Comb through the entries for "color" and pull out each line that holds it.

-- begin Exercise material --

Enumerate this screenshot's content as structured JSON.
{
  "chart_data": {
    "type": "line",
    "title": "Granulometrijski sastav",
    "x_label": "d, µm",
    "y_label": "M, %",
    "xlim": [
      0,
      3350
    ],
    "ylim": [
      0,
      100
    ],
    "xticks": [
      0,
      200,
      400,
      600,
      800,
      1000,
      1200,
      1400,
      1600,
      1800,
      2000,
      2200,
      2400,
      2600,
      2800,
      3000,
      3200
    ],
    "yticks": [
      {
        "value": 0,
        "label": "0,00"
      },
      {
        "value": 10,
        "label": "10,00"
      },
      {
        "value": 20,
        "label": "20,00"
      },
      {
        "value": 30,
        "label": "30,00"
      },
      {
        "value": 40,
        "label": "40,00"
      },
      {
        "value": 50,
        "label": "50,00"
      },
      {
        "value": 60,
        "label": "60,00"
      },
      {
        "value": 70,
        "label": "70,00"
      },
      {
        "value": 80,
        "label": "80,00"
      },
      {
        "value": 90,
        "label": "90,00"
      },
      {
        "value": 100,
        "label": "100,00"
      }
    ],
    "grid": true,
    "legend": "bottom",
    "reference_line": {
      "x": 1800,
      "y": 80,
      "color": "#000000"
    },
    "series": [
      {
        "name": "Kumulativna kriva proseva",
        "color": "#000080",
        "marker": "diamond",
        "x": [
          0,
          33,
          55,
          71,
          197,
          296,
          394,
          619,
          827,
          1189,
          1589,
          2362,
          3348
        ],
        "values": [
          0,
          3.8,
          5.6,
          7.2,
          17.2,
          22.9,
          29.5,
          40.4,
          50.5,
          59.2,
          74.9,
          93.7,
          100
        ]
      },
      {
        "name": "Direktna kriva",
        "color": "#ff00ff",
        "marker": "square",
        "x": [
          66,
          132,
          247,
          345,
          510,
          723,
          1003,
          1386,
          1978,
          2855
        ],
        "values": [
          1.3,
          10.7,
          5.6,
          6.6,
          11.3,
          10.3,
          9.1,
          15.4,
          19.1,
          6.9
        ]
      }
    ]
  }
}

-- end Exercise material --

*Written answer*.
      "color": "#000000"
        "color": "#000080",
        "color": "#ff00ff",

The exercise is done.